Given task: Output the material word for word. Leave each picture out.

Saved entries
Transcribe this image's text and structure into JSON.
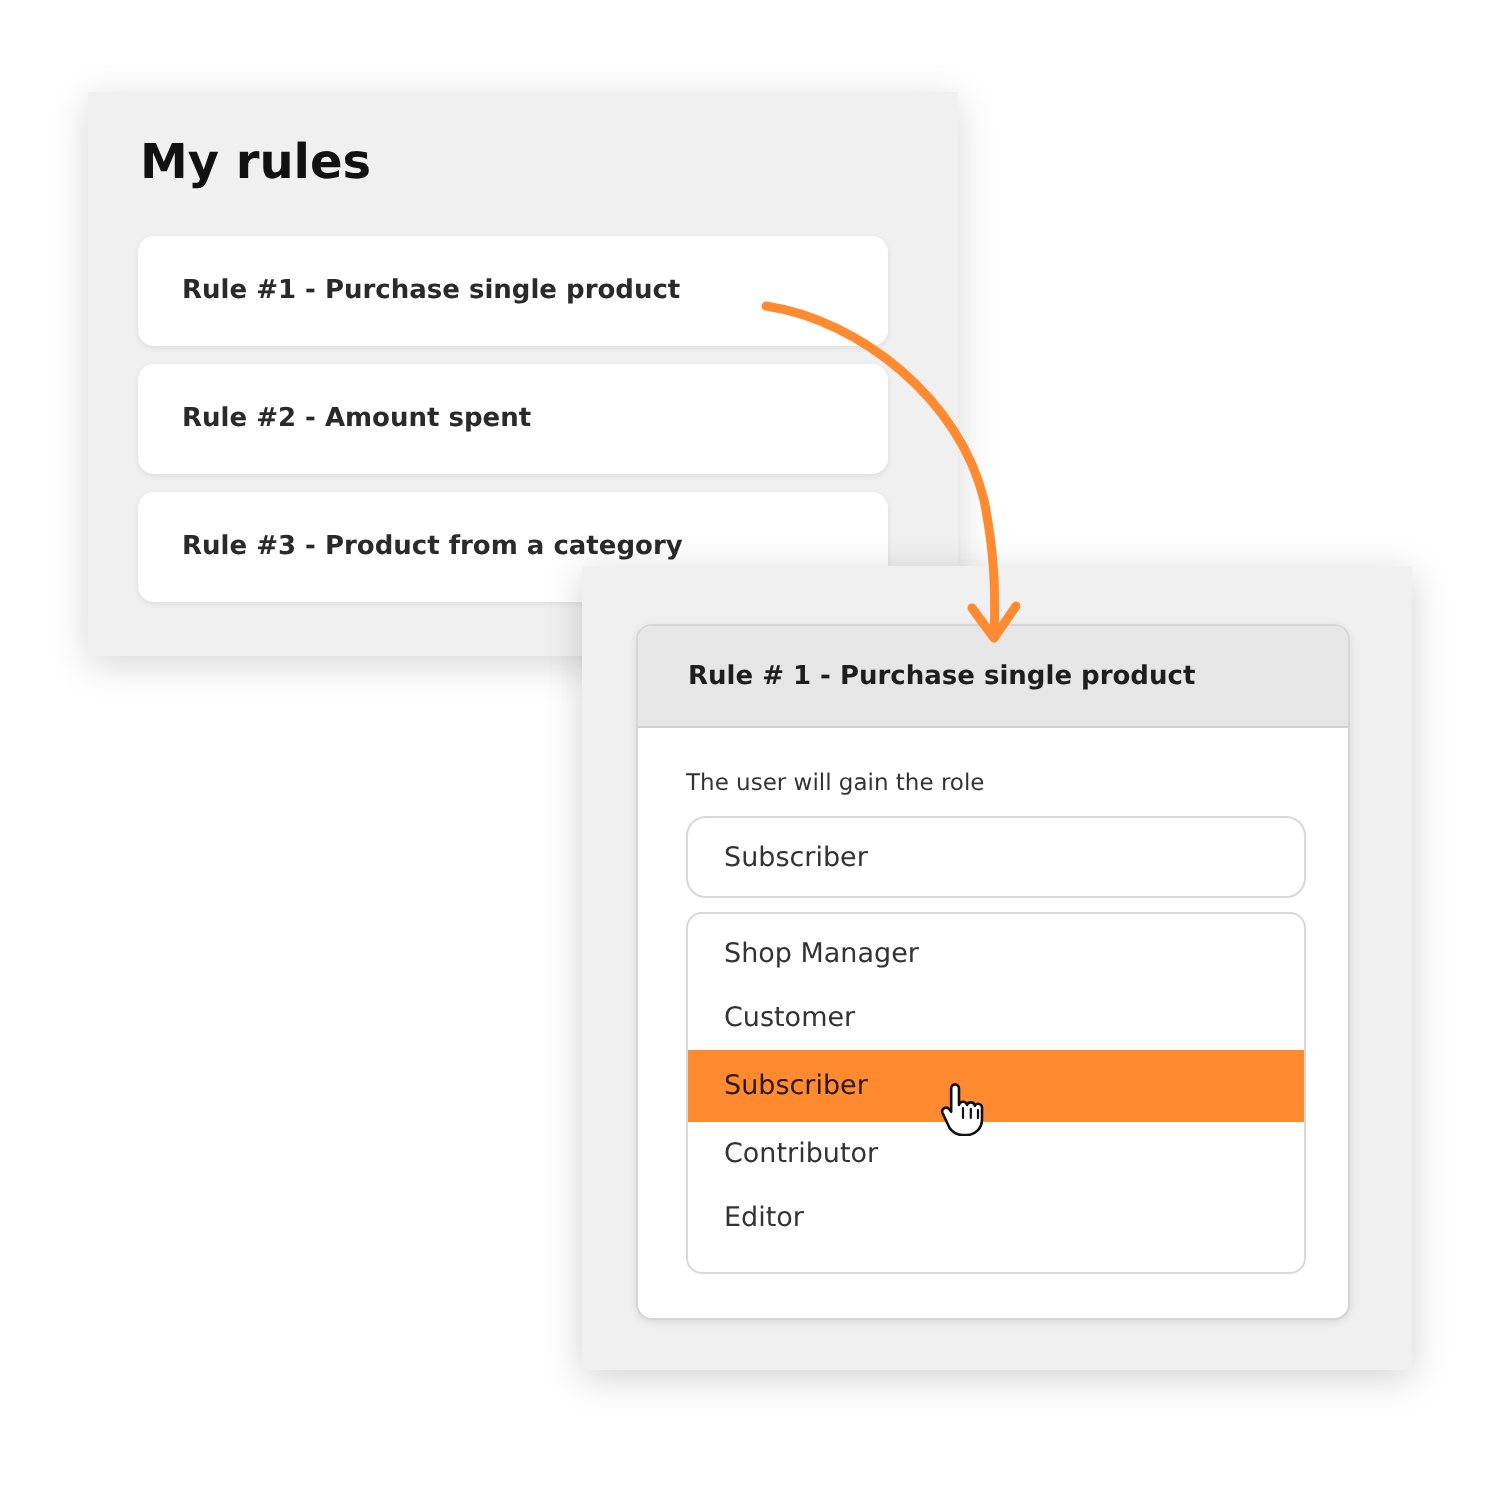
{
  "rules_panel": {
    "title": "My rules",
    "rules": [
      {
        "label": "Rule #1 - Purchase single product"
      },
      {
        "label": "Rule #2 - Amount spent"
      },
      {
        "label": "Rule #3 - Product from a category"
      }
    ]
  },
  "rule_editor": {
    "title": "Rule # 1 - Purchase single product",
    "field_label": "The user will gain the role",
    "role_select": {
      "value": "Subscriber"
    },
    "role_options": [
      {
        "label": "Shop Manager",
        "selected": false
      },
      {
        "label": "Customer",
        "selected": false
      },
      {
        "label": "Subscriber",
        "selected": true
      },
      {
        "label": "Contributor",
        "selected": false
      },
      {
        "label": "Editor",
        "selected": false
      }
    ]
  }
}
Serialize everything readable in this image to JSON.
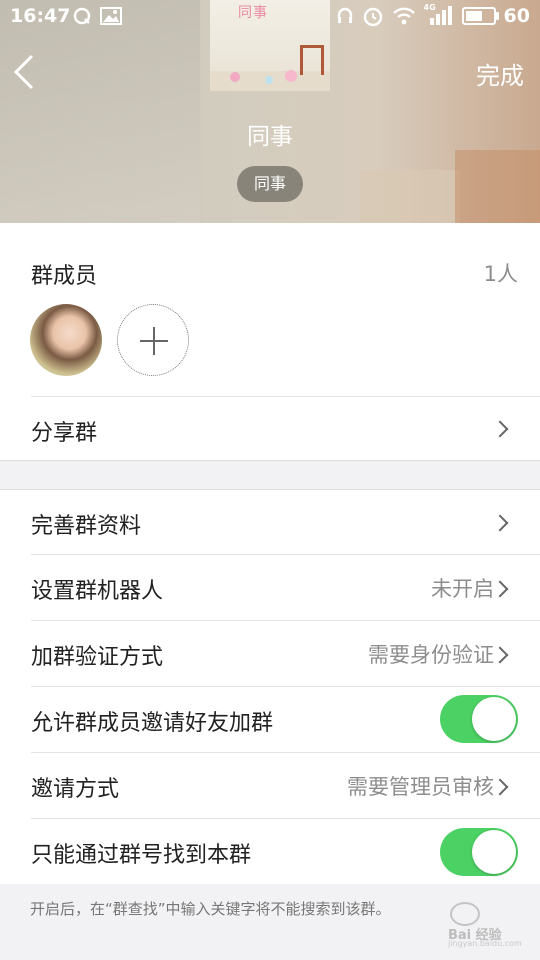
{
  "status_bar": {
    "time": "16:47",
    "battery_level": "60",
    "battery_fraction": 0.6,
    "network_label": "4G"
  },
  "header": {
    "back_icon": "chevron-left-icon",
    "done_label": "完成",
    "cover_wall_text": "同事",
    "group_name": "同事",
    "group_tag": "同事"
  },
  "members": {
    "title": "群成员",
    "count": "1人",
    "add_icon": "plus-icon"
  },
  "share": {
    "label": "分享群"
  },
  "settings": [
    {
      "label": "完善群资料",
      "value": ""
    },
    {
      "label": "设置群机器人",
      "value": "未开启"
    },
    {
      "label": "加群验证方式",
      "value": "需要身份验证"
    },
    {
      "label": "允许群成员邀请好友加群",
      "toggle": true
    },
    {
      "label": "邀请方式",
      "value": "需要管理员审核"
    },
    {
      "label": "只能通过群号找到本群",
      "toggle": true
    }
  ],
  "footnote": "开启后，在“群查找”中输入关键字将不能搜索到该群。",
  "watermark": {
    "brand": "Bai 经验",
    "sub": "jingyan.baidu.com"
  },
  "colors": {
    "toggle_on": "#4cd264",
    "chevron": "#666666"
  }
}
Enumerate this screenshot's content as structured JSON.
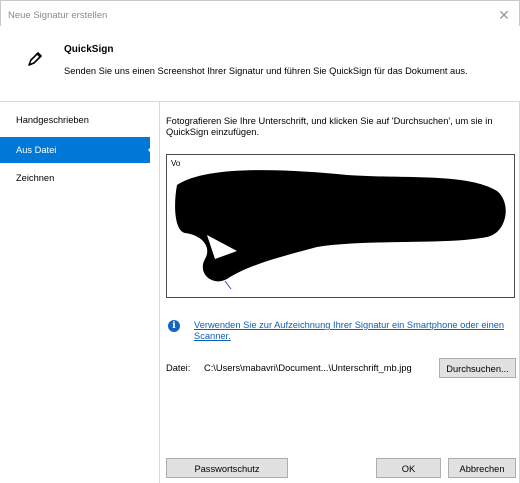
{
  "window": {
    "title": "Neue Signatur erstellen",
    "close_symbol": "✕"
  },
  "header": {
    "app_name": "QuickSign",
    "description": "Senden Sie uns einen Screenshot Ihrer Signatur und führen Sie QuickSign für das Dokument aus.",
    "icon": "pen-icon"
  },
  "sidebar": {
    "items": [
      {
        "label": "Handgeschrieben",
        "active": false
      },
      {
        "label": "Aus Datei",
        "active": true
      },
      {
        "label": "Zeichnen",
        "active": false
      }
    ]
  },
  "content": {
    "instruction": "Fotografieren Sie Ihre Unterschrift, und klicken Sie auf 'Durchsuchen', um sie in QuickSign einzufügen.",
    "preview_label": "Vo",
    "info_icon": "info-icon",
    "info_link": "Verwenden Sie zur Aufzeichnung Ihrer Signatur ein Smartphone oder einen Scanner.",
    "file_label": "Datei:",
    "file_path": "C:\\Users\\mabavri\\Document...\\Unterschrift_mb.jpg",
    "browse_button": "Durchsuchen..."
  },
  "footer": {
    "password_button": "Passwortschutz",
    "ok_button": "OK",
    "cancel_button": "Abbrechen"
  },
  "colors": {
    "accent": "#0078d7",
    "link": "#0b5fb8",
    "redaction": "#000000"
  }
}
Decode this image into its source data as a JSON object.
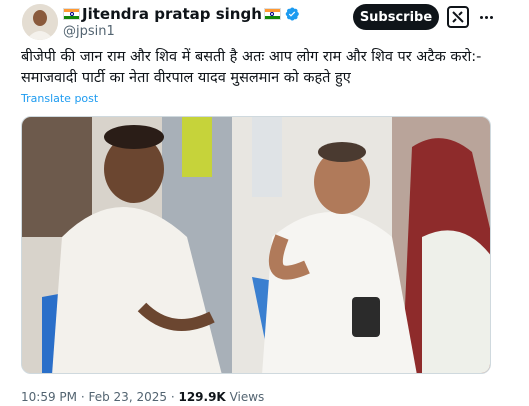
{
  "author": {
    "name": "Jitendra pratap singh",
    "handle": "@jpsin1",
    "flag_icon": "india-flag-icon",
    "verified_icon": "verified-badge-icon",
    "verified_color": "#1d9bf0"
  },
  "header": {
    "subscribe_label": "Subscribe",
    "grok_icon": "grok-icon",
    "more_icon": "more-options-icon"
  },
  "tweet": {
    "text_line1": "बीजेपी की जान राम और शिव में बसती है अतः आप लोग राम और शिव पर अटैक करो:-",
    "text_line2": "समाजवादी पार्टी का नेता वीरपाल यादव मुसलमान को कहते हुए",
    "translate_label": "Translate post"
  },
  "meta": {
    "time": "10:59 PM",
    "separator": "·",
    "date": "Feb 23, 2025",
    "views_count": "129.9K",
    "views_label": "Views"
  },
  "colors": {
    "text": "#0f1419",
    "secondary": "#536471",
    "link": "#1d9bf0"
  }
}
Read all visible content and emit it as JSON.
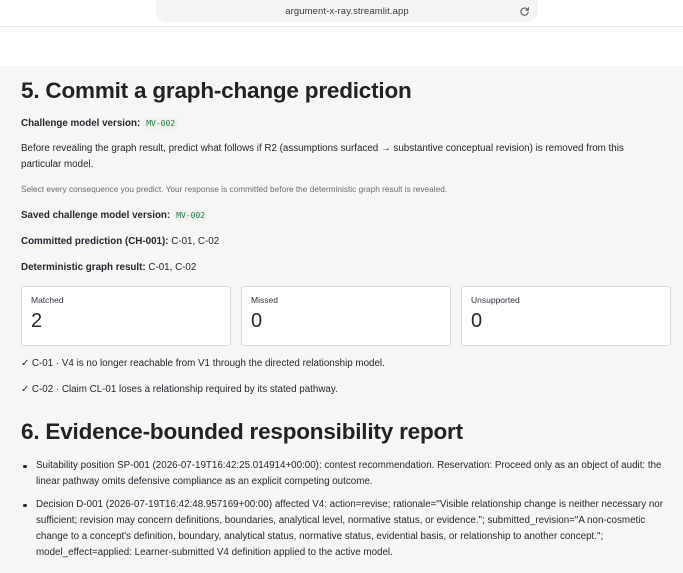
{
  "browser": {
    "url": "argument-x-ray.streamlit.app",
    "reload_icon": "reload-icon"
  },
  "section5": {
    "title": "5. Commit a graph-change prediction",
    "challenge_label": "Challenge model version:",
    "challenge_code": "MV-002",
    "intro": "Before revealing the graph result, predict what follows if R2 (assumptions surfaced → substantive conceptual revision) is removed from this particular model.",
    "caption": "Select every consequence you predict. Your response is committed before the deterministic graph result is revealed.",
    "saved_label": "Saved challenge model version:",
    "saved_code": "MV-002",
    "committed_label": "Committed prediction (CH-001):",
    "committed_value": " C-01, C-02",
    "graph_label": "Deterministic graph result:",
    "graph_value": " C-01, C-02",
    "metrics": [
      {
        "label": "Matched",
        "value": "2"
      },
      {
        "label": "Missed",
        "value": "0"
      },
      {
        "label": "Unsupported",
        "value": "0"
      }
    ],
    "checks": [
      "✓ C-01 · V4 is no longer reachable from V1 through the directed relationship model.",
      "✓ C-02 · Claim CL-01 loses a relationship required by its stated pathway."
    ]
  },
  "section6": {
    "title": "6. Evidence-bounded responsibility report",
    "items": [
      "Suitability position SP-001 (2026-07-19T16:42:25.014914+00:00): contest recommendation. Reservation: Proceed only as an object of audit: the linear pathway omits defensive compliance as an explicit competing outcome.",
      "Decision D-001 (2026-07-19T16:42:48.957169+00:00) affected V4: action=revise; rationale=\"Visible relationship change is neither necessary nor sufficient; revision may concern definitions, boundaries, analytical level, normative status, or evidence.\"; submitted_revision=\"A non-cosmetic change to a concept's definition, boundary, analytical status, normative status, evidential basis, or relationship to another concept.\"; model_effect=applied: Learner-submitted V4 definition applied to the active model."
    ]
  }
}
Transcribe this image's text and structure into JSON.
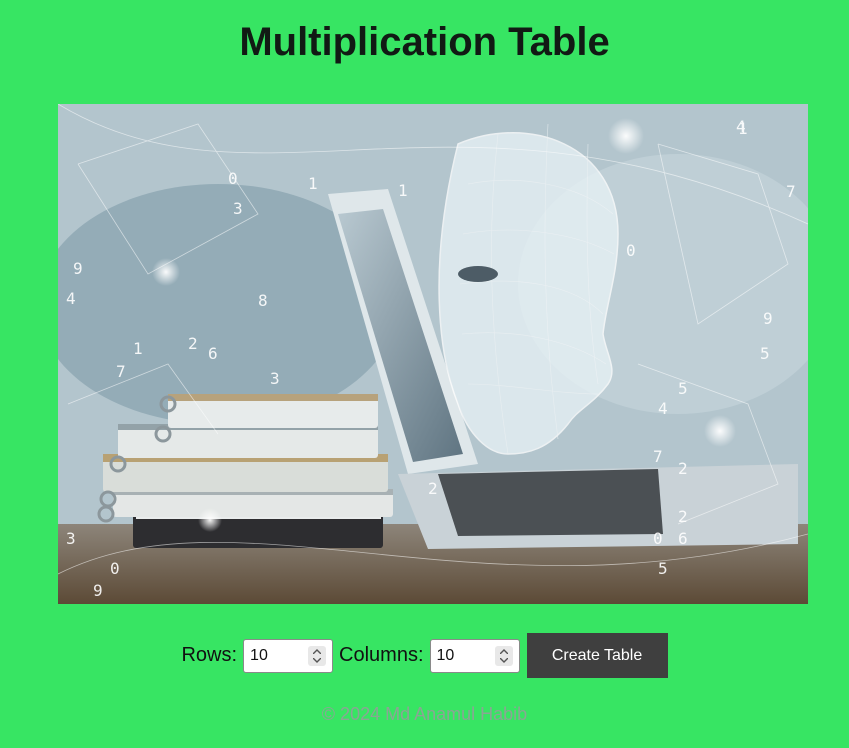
{
  "header": {
    "title": "Multiplication Table"
  },
  "hero": {
    "icon": "ai-laptop-books-image",
    "digits": [
      "1",
      "0",
      "9",
      "2",
      "7",
      "4",
      "5",
      "3",
      "8",
      "6",
      "1",
      "0",
      "2",
      "9",
      "7",
      "4",
      "5",
      "3",
      "1",
      "0",
      "2",
      "6",
      "9",
      "7",
      "4",
      "0",
      "2",
      "5",
      "1",
      "3"
    ]
  },
  "controls": {
    "rows_label": "Rows:",
    "rows_value": "10",
    "columns_label": "Columns:",
    "columns_value": "10",
    "create_label": "Create Table"
  },
  "footer": {
    "copyright": "© 2024 Md Anamul Habib"
  },
  "colors": {
    "background": "#37e563",
    "button": "#3f3f3f",
    "footer_text": "#8aa694"
  }
}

Reply:
Transcribe this image's text and structure into JSON.
{
  "rules_panel": {
    "title": "My rules",
    "rules": [
      {
        "label": "Rule #1 - Purchase single product"
      },
      {
        "label": "Rule #2 - Amount spent"
      },
      {
        "label": "Rule #3 - Product from a category"
      }
    ]
  },
  "rule_editor": {
    "title": "Rule # 1 - Purchase single product",
    "field_label": "The user will gain the role",
    "role_select": {
      "value": "Subscriber"
    },
    "role_options": [
      {
        "label": "Shop Manager",
        "selected": false
      },
      {
        "label": "Customer",
        "selected": false
      },
      {
        "label": "Subscriber",
        "selected": true
      },
      {
        "label": "Contributor",
        "selected": false
      },
      {
        "label": "Editor",
        "selected": false
      }
    ]
  }
}
Serialize everything readable in this image to JSON.
{
  "status_bar": {
    "time": "16:47",
    "battery_level": "60",
    "battery_fraction": 0.6,
    "network_label": "4G"
  },
  "header": {
    "back_icon": "chevron-left-icon",
    "done_label": "完成",
    "cover_wall_text": "同事",
    "group_name": "同事",
    "group_tag": "同事"
  },
  "members": {
    "title": "群成员",
    "count": "1人",
    "add_icon": "plus-icon"
  },
  "share": {
    "label": "分享群"
  },
  "settings": [
    {
      "label": "完善群资料",
      "value": ""
    },
    {
      "label": "设置群机器人",
      "value": "未开启"
    },
    {
      "label": "加群验证方式",
      "value": "需要身份验证"
    },
    {
      "label": "允许群成员邀请好友加群",
      "toggle": true
    },
    {
      "label": "邀请方式",
      "value": "需要管理员审核"
    },
    {
      "label": "只能通过群号找到本群",
      "toggle": true
    }
  ],
  "footnote": "开启后，在“群查找”中输入关键字将不能搜索到该群。",
  "watermark": {
    "brand": "Bai 经验",
    "sub": "jingyan.baidu.com"
  },
  "colors": {
    "toggle_on": "#4cd264",
    "chevron": "#666666"
  }
}
Enumerate this screenshot's content as structured JSON.
{
  "window": {
    "title": "Neue Signatur erstellen",
    "close_symbol": "✕"
  },
  "header": {
    "app_name": "QuickSign",
    "description": "Senden Sie uns einen Screenshot Ihrer Signatur und führen Sie QuickSign für das Dokument aus.",
    "icon": "pen-icon"
  },
  "sidebar": {
    "items": [
      {
        "label": "Handgeschrieben",
        "active": false
      },
      {
        "label": "Aus Datei",
        "active": true
      },
      {
        "label": "Zeichnen",
        "active": false
      }
    ]
  },
  "content": {
    "instruction": "Fotografieren Sie Ihre Unterschrift, und klicken Sie auf 'Durchsuchen', um sie in QuickSign einzufügen.",
    "preview_label": "Vo",
    "info_icon": "info-icon",
    "info_link": "Verwenden Sie zur Aufzeichnung Ihrer Signatur ein Smartphone oder einen Scanner.",
    "file_label": "Datei:",
    "file_path": "C:\\Users\\mabavri\\Document...\\Unterschrift_mb.jpg",
    "browse_button": "Durchsuchen..."
  },
  "footer": {
    "password_button": "Passwortschutz",
    "ok_button": "OK",
    "cancel_button": "Abbrechen"
  },
  "colors": {
    "accent": "#0078d7",
    "link": "#0b5fb8",
    "redaction": "#000000"
  }
}
Decode this image into its source data as a JSON object.
{
  "author": {
    "name": "Jitendra pratap singh",
    "handle": "@jpsin1",
    "flag_icon": "india-flag-icon",
    "verified_icon": "verified-badge-icon",
    "verified_color": "#1d9bf0"
  },
  "header": {
    "subscribe_label": "Subscribe",
    "grok_icon": "grok-icon",
    "more_icon": "more-options-icon"
  },
  "tweet": {
    "text_line1": "बीजेपी की जान राम और शिव में बसती है अतः आप लोग राम और शिव पर अटैक करो:-",
    "text_line2": "समाजवादी पार्टी का नेता वीरपाल यादव मुसलमान को कहते हुए",
    "translate_label": "Translate post"
  },
  "meta": {
    "time": "10:59 PM",
    "separator": "·",
    "date": "Feb 23, 2025",
    "views_count": "129.9K",
    "views_label": "Views"
  },
  "colors": {
    "text": "#0f1419",
    "secondary": "#536471",
    "link": "#1d9bf0"
  }
}
Read all visible content and emit it as JSON.
{
  "browser": {
    "url": "argument-x-ray.streamlit.app",
    "reload_icon": "reload-icon"
  },
  "section5": {
    "title": "5. Commit a graph-change prediction",
    "challenge_label": "Challenge model version:",
    "challenge_code": "MV-002",
    "intro": "Before revealing the graph result, predict what follows if R2 (assumptions surfaced → substantive conceptual revision) is removed from this particular model.",
    "caption": "Select every consequence you predict. Your response is committed before the deterministic graph result is revealed.",
    "saved_label": "Saved challenge model version:",
    "saved_code": "MV-002",
    "committed_label": "Committed prediction (CH-001):",
    "committed_value": " C-01, C-02",
    "graph_label": "Deterministic graph result:",
    "graph_value": " C-01, C-02",
    "metrics": [
      {
        "label": "Matched",
        "value": "2"
      },
      {
        "label": "Missed",
        "value": "0"
      },
      {
        "label": "Unsupported",
        "value": "0"
      }
    ],
    "checks": [
      "✓ C-01 · V4 is no longer reachable from V1 through the directed relationship model.",
      "✓ C-02 · Claim CL-01 loses a relationship required by its stated pathway."
    ]
  },
  "section6": {
    "title": "6. Evidence-bounded responsibility report",
    "items": [
      "Suitability position SP-001 (2026-07-19T16:42:25.014914+00:00): contest recommendation. Reservation: Proceed only as an object of audit: the linear pathway omits defensive compliance as an explicit competing outcome.",
      "Decision D-001 (2026-07-19T16:42:48.957169+00:00) affected V4: action=revise; rationale=\"Visible relationship change is neither necessary nor sufficient; revision may concern definitions, boundaries, analytical level, normative status, or evidence.\"; submitted_revision=\"A non-cosmetic change to a concept's definition, boundary, analytical status, normative status, evidential basis, or relationship to another concept.\"; model_effect=applied: Learner-submitted V4 definition applied to the active model."
    ]
  }
}
Transcribe this image's text and structure into JSON.
{
  "header": {
    "title": "Multiplication Table"
  },
  "hero": {
    "icon": "ai-laptop-books-image",
    "digits": [
      "1",
      "0",
      "9",
      "2",
      "7",
      "4",
      "5",
      "3",
      "8",
      "6",
      "1",
      "0",
      "2",
      "9",
      "7",
      "4",
      "5",
      "3",
      "1",
      "0",
      "2",
      "6",
      "9",
      "7",
      "4",
      "0",
      "2",
      "5",
      "1",
      "3"
    ]
  },
  "controls": {
    "rows_label": "Rows:",
    "rows_value": "10",
    "columns_label": "Columns:",
    "columns_value": "10",
    "create_label": "Create Table"
  },
  "footer": {
    "copyright": "© 2024 Md Anamul Habib"
  },
  "colors": {
    "background": "#37e563",
    "button": "#3f3f3f",
    "footer_text": "#8aa694"
  }
}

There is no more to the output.